Source data ::
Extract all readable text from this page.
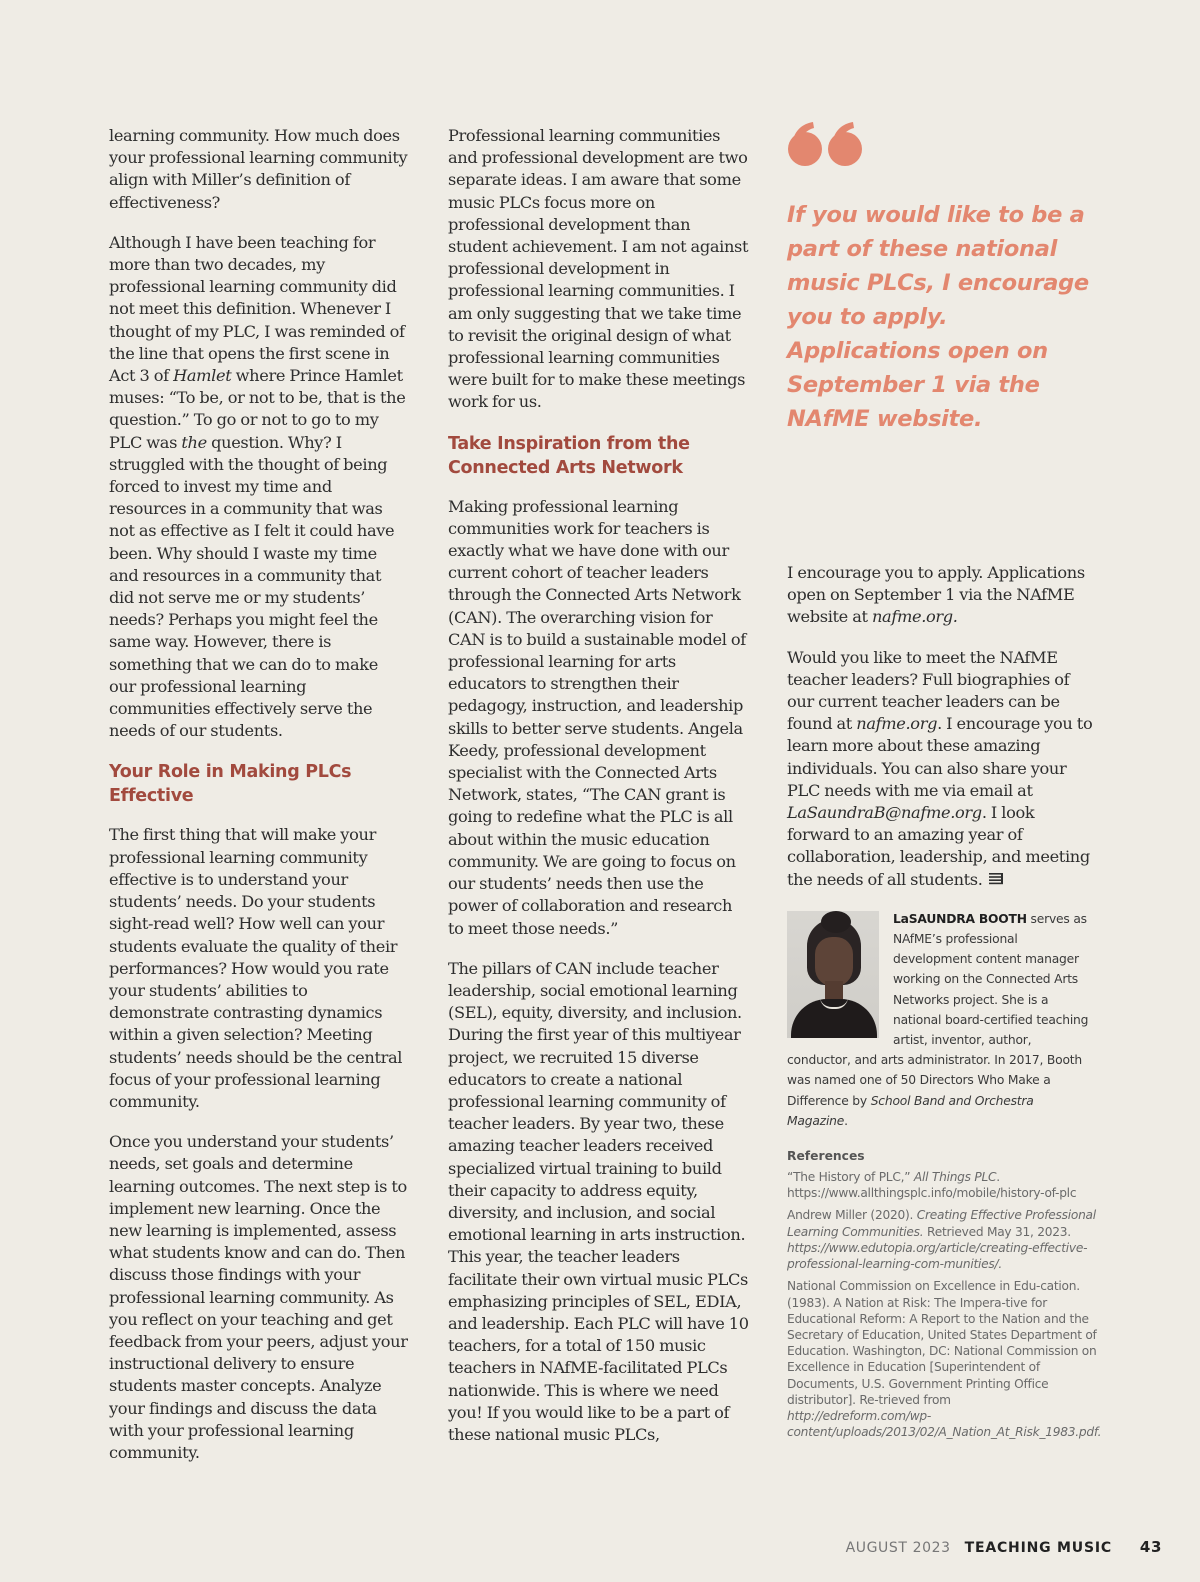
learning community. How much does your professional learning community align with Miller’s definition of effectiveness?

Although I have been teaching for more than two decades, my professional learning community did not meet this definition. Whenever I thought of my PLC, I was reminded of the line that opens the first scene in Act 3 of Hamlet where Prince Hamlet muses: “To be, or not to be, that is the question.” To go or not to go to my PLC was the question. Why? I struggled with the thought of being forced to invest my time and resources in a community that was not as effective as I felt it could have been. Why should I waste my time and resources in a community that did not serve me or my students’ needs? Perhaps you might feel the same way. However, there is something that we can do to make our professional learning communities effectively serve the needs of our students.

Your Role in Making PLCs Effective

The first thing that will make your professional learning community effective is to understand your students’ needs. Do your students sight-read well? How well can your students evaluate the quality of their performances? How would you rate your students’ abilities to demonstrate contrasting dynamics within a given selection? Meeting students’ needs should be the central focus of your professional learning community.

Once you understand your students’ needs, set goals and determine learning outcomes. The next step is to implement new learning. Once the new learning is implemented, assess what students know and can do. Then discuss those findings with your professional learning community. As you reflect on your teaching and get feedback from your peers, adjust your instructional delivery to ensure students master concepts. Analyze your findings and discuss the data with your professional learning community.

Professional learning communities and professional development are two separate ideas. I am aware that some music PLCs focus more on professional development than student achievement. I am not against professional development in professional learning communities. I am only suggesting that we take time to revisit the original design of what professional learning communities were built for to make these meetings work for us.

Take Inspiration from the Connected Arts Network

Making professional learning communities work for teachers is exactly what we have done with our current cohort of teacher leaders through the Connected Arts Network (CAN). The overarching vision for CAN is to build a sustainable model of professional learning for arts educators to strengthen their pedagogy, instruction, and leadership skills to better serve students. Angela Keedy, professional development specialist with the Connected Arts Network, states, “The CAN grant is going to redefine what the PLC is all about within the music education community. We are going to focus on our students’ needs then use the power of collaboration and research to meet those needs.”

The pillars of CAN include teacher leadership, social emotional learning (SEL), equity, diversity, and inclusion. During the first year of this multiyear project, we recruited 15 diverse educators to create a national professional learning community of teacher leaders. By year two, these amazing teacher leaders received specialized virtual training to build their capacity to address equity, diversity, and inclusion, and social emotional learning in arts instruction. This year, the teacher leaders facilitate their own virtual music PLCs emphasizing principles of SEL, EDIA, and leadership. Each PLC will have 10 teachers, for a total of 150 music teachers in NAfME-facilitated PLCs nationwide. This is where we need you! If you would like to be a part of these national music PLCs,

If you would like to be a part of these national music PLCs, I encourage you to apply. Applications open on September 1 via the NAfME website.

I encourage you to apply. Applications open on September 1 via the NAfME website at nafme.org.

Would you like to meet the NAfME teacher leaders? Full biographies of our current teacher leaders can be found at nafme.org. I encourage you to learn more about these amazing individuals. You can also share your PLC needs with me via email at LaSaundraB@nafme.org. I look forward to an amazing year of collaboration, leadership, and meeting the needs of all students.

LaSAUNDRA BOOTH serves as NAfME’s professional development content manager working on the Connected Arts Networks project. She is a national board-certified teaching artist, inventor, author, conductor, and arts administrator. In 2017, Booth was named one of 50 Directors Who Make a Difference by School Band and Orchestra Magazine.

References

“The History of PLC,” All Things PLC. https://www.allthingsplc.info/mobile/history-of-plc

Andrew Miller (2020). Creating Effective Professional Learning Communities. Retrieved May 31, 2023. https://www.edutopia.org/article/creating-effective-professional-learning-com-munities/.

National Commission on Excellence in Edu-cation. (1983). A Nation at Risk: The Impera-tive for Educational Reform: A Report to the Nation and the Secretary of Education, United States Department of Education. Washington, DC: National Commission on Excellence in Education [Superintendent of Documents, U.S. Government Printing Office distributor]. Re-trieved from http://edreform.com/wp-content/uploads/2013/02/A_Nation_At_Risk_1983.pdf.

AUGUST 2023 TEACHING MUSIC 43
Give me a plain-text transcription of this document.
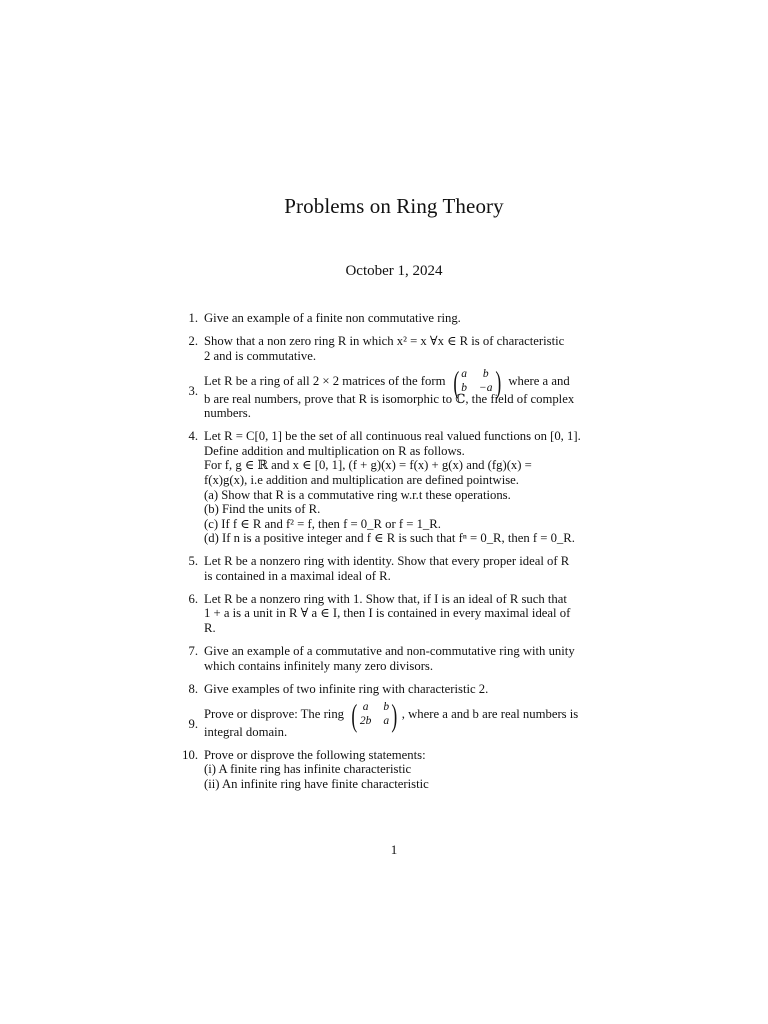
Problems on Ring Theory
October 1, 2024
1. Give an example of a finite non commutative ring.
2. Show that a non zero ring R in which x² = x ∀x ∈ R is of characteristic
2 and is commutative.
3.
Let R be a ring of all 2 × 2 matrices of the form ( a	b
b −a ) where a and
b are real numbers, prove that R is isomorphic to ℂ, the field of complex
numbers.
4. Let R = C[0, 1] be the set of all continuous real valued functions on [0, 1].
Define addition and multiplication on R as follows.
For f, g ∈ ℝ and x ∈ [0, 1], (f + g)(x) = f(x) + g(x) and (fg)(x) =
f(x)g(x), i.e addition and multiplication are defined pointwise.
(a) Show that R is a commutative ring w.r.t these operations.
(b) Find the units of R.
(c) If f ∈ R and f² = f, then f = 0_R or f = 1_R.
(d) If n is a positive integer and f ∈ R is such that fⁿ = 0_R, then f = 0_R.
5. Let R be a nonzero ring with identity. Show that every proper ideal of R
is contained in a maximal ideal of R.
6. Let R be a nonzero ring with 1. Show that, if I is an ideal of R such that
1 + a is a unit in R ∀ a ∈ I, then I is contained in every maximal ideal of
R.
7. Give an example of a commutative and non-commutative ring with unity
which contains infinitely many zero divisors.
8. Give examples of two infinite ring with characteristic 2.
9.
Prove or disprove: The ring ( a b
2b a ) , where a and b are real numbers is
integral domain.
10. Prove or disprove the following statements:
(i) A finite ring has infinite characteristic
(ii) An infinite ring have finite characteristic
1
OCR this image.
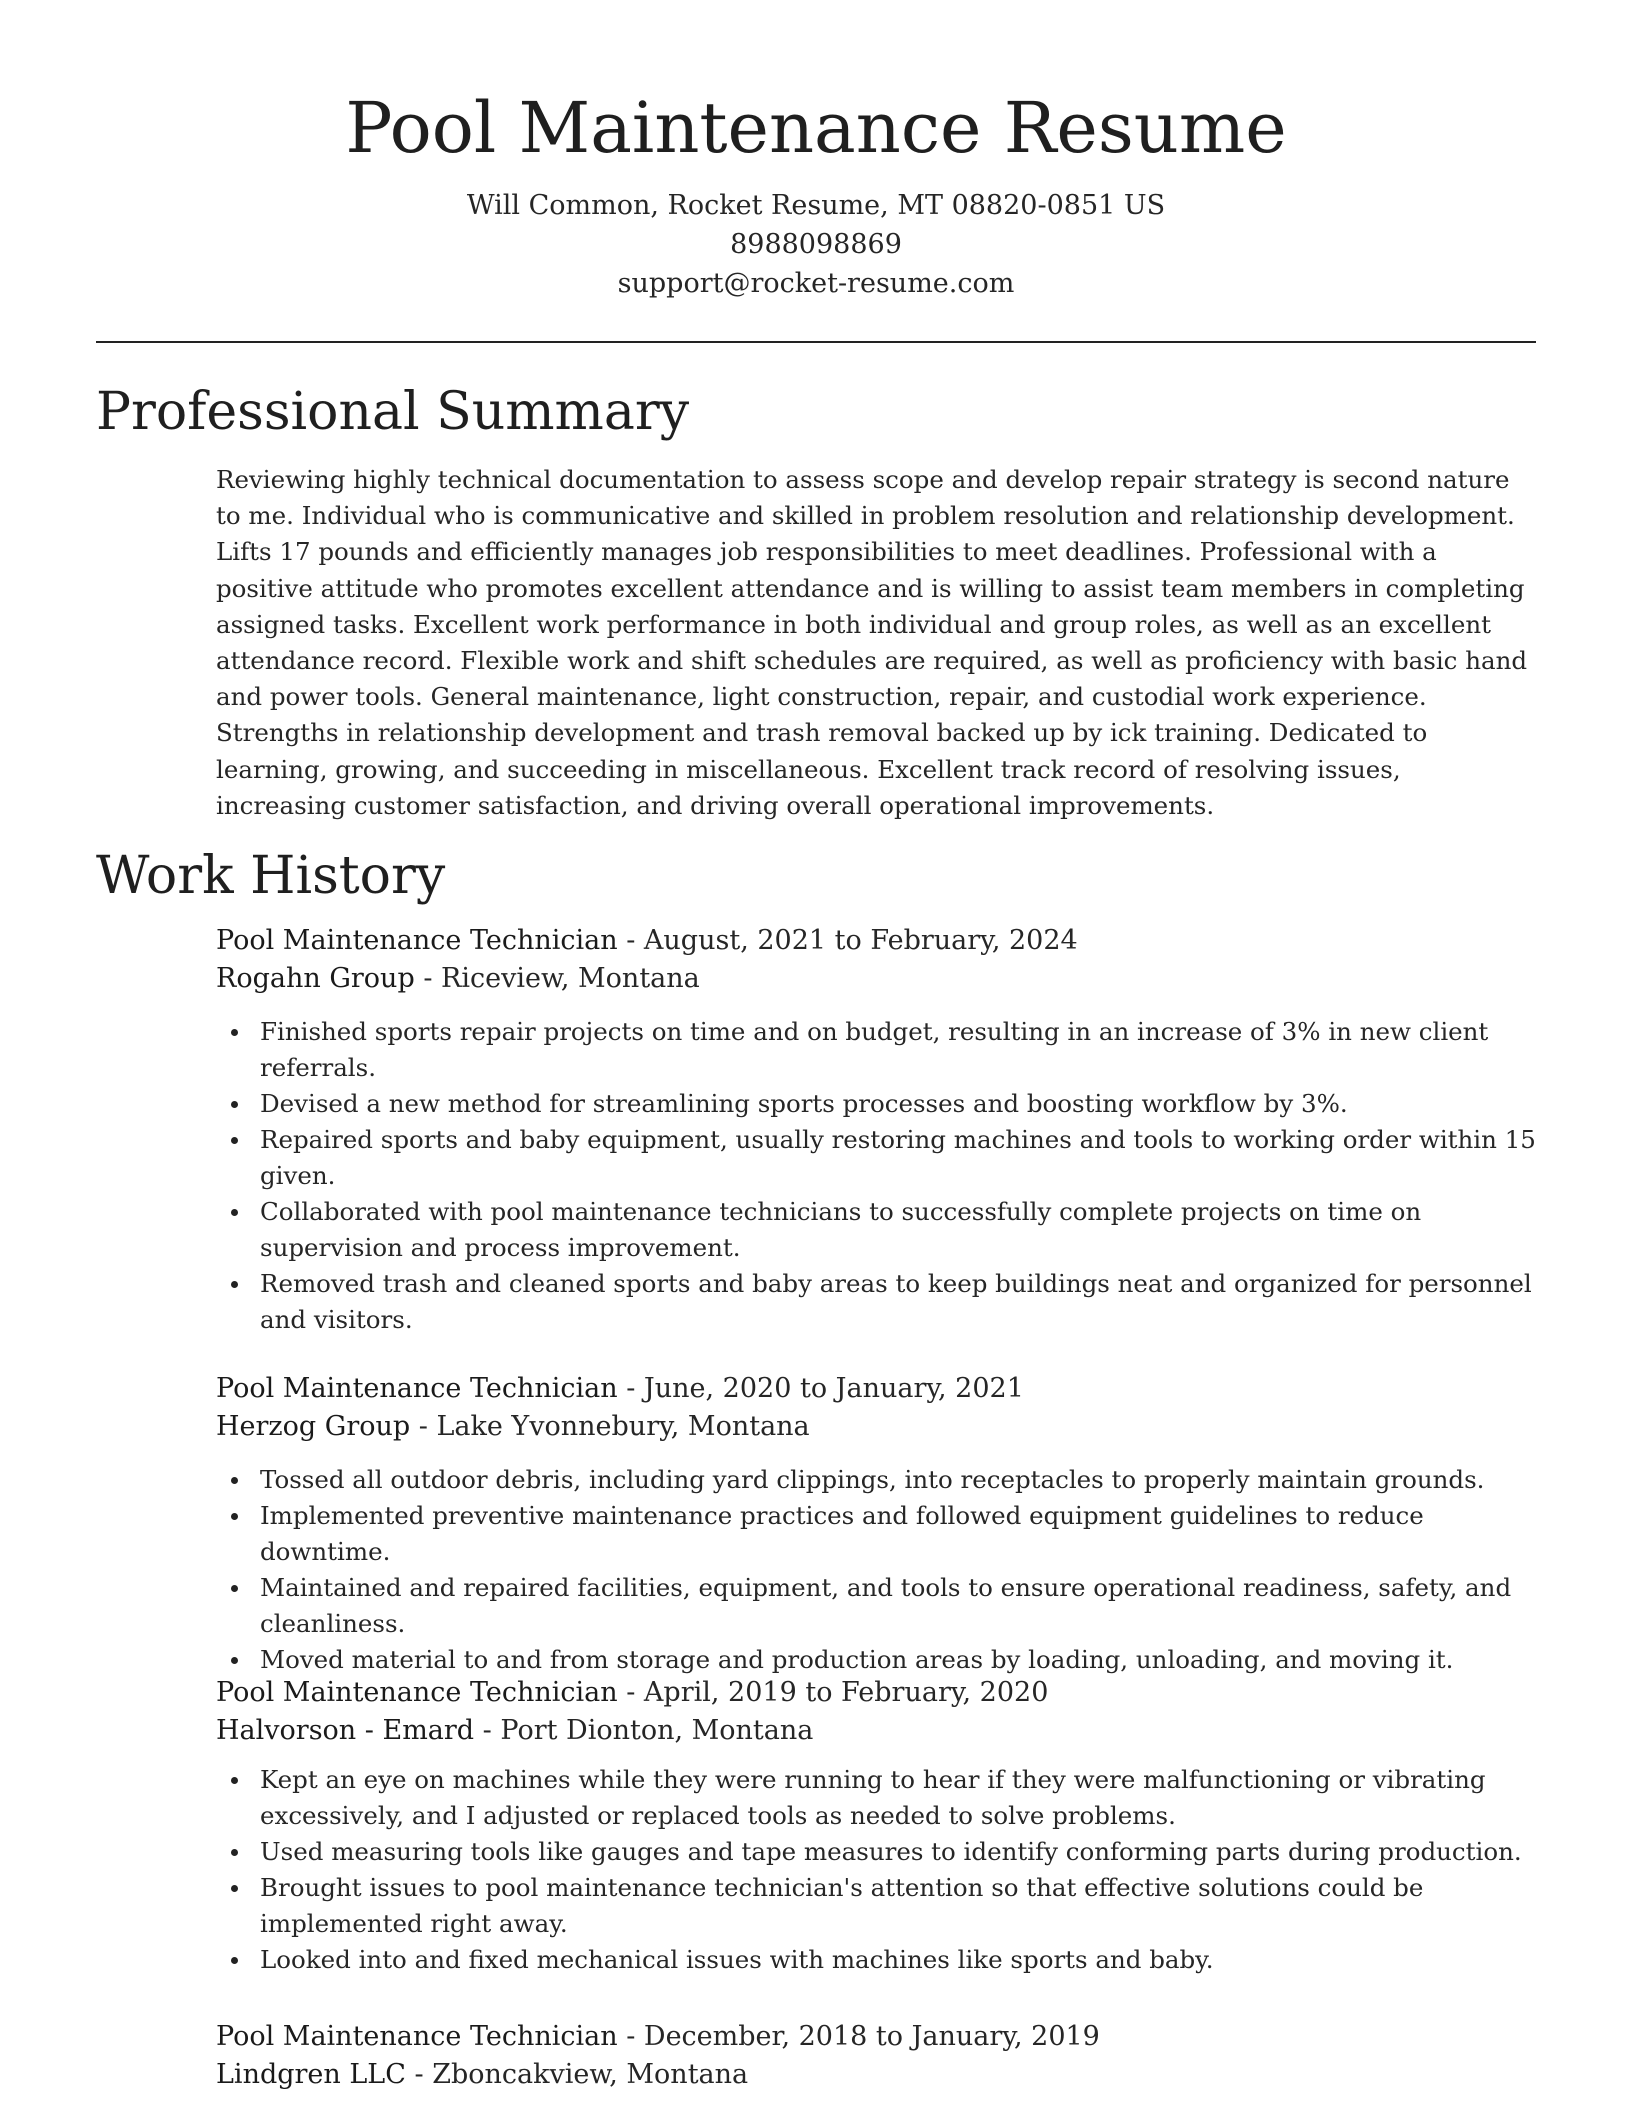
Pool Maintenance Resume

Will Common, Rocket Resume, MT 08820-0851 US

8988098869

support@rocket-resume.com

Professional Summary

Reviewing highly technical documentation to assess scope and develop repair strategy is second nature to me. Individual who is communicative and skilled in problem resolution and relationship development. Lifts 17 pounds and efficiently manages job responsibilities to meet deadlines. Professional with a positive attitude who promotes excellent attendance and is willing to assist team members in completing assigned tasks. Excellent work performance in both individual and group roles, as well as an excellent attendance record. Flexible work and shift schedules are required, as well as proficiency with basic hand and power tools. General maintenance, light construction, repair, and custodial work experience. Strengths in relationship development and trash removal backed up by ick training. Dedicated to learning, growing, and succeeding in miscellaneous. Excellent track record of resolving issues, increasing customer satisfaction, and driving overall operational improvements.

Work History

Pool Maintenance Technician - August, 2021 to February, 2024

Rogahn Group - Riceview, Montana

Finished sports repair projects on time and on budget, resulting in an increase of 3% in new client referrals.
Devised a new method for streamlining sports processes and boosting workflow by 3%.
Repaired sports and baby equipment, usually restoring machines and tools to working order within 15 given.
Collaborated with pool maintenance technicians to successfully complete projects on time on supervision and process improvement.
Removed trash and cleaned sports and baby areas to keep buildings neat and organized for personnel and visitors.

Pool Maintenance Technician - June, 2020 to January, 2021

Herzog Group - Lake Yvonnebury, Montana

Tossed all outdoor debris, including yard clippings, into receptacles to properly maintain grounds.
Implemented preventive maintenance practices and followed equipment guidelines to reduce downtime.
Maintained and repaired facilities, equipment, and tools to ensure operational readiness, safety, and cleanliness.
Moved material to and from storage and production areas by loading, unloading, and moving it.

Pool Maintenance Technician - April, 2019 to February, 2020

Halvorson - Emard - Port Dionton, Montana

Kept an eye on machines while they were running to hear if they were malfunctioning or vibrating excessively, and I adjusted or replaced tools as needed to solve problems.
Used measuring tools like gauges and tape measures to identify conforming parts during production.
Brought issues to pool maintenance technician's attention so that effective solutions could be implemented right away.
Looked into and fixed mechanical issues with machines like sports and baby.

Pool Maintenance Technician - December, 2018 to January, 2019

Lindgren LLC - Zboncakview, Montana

Given request :: Look through the entries above; copy each line where the string "every" appears.

Result of the exercise ::
5. Let R be a nonzero ring with identity. Show that every proper ideal of R
1 + a is a unit in R ∀ a ∈ I, then I is contained in every maximal ideal of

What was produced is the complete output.